Task to complete: The records that follow need to be output exactly as they are.

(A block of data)

-- START --

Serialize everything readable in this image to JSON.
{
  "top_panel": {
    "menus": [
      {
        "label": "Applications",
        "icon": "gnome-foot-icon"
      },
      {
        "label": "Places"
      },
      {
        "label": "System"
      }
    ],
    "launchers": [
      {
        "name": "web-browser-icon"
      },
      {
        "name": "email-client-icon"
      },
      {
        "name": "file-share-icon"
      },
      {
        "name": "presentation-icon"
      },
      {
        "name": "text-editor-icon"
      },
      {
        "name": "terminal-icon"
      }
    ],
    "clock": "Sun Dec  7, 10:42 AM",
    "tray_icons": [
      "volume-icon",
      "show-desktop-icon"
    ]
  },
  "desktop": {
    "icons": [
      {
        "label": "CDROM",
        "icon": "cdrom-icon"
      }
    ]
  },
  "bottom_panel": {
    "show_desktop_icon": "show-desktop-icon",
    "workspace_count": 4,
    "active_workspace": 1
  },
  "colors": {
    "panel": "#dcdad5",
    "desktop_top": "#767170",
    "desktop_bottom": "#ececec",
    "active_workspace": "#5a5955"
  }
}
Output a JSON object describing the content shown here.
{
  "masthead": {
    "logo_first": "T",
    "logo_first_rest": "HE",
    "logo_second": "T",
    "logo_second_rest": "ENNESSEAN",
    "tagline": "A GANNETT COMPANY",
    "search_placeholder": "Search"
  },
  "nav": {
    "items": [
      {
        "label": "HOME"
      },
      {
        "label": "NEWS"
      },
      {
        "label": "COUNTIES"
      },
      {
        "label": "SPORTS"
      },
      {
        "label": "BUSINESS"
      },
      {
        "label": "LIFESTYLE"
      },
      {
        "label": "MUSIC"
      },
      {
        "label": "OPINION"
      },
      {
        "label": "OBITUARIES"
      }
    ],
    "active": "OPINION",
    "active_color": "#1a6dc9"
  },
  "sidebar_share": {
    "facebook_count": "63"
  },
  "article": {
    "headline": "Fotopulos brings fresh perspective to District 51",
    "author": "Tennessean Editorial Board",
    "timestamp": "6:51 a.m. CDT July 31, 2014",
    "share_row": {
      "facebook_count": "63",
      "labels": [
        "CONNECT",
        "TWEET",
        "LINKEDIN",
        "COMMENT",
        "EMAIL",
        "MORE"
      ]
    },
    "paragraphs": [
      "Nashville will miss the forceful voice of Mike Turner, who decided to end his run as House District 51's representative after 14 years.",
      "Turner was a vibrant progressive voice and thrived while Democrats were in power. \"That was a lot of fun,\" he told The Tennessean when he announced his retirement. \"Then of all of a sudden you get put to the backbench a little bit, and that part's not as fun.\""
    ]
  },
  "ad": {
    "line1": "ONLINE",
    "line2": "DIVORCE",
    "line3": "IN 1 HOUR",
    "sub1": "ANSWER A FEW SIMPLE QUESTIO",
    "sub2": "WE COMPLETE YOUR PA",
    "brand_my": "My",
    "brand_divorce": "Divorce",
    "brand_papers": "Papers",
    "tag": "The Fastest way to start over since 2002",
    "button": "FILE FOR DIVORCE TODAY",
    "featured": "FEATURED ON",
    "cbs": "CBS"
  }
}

-- END --

Completed exercise:
Serialize everything readable in this image to JSON.
{
  "top_panel": {
    "menus": [
      {
        "label": "Applications",
        "icon": "gnome-foot-icon"
      },
      {
        "label": "Places"
      },
      {
        "label": "System"
      }
    ],
    "launchers": [
      {
        "name": "web-browser-icon"
      },
      {
        "name": "email-client-icon"
      },
      {
        "name": "file-share-icon"
      },
      {
        "name": "presentation-icon"
      },
      {
        "name": "text-editor-icon"
      },
      {
        "name": "terminal-icon"
      }
    ],
    "clock": "Sun Dec  7, 10:42 AM",
    "tray_icons": [
      "volume-icon",
      "show-desktop-icon"
    ]
  },
  "desktop": {
    "icons": [
      {
        "label": "CDROM",
        "icon": "cdrom-icon"
      }
    ]
  },
  "bottom_panel": {
    "show_desktop_icon": "show-desktop-icon",
    "workspace_count": 4,
    "active_workspace": 1
  },
  "colors": {
    "panel": "#dcdad5",
    "desktop_top": "#767170",
    "desktop_bottom": "#ececec",
    "active_workspace": "#5a5955"
  }
}
Output a JSON object describing the content shown here.
{
  "masthead": {
    "logo_first": "T",
    "logo_first_rest": "HE",
    "logo_second": "T",
    "logo_second_rest": "ENNESSEAN",
    "tagline": "A GANNETT COMPANY",
    "search_placeholder": "Search"
  },
  "nav": {
    "items": [
      {
        "label": "HOME"
      },
      {
        "label": "NEWS"
      },
      {
        "label": "COUNTIES"
      },
      {
        "label": "SPORTS"
      },
      {
        "label": "BUSINESS"
      },
      {
        "label": "LIFESTYLE"
      },
      {
        "label": "MUSIC"
      },
      {
        "label": "OPINION"
      },
      {
        "label": "OBITUARIES"
      }
    ],
    "active": "OPINION",
    "active_color": "#1a6dc9"
  },
  "sidebar_share": {
    "facebook_count": "63"
  },
  "article": {
    "headline": "Fotopulos brings fresh perspective to District 51",
    "author": "Tennessean Editorial Board",
    "timestamp": "6:51 a.m. CDT July 31, 2014",
    "share_row": {
      "facebook_count": "63",
      "labels": [
        "CONNECT",
        "TWEET",
        "LINKEDIN",
        "COMMENT",
        "EMAIL",
        "MORE"
      ]
    },
    "paragraphs": [
      "Nashville will miss the forceful voice of Mike Turner, who decided to end his run as House District 51's representative after 14 years.",
      "Turner was a vibrant progressive voice and thrived while Democrats were in power. \"That was a lot of fun,\" he told The Tennessean when he announced his retirement. \"Then of all of a sudden you get put to the backbench a little bit, and that part's not as fun.\""
    ]
  },
  "ad": {
    "line1": "ONLINE",
    "line2": "DIVORCE",
    "line3": "IN 1 HOUR",
    "sub1": "ANSWER A FEW SIMPLE QUESTIO",
    "sub2": "WE COMPLETE YOUR PA",
    "brand_my": "My",
    "brand_divorce": "Divorce",
    "brand_papers": "Papers",
    "tag": "The Fastest way to start over since 2002",
    "button": "FILE FOR DIVORCE TODAY",
    "featured": "FEATURED ON",
    "cbs": "CBS"
  }
}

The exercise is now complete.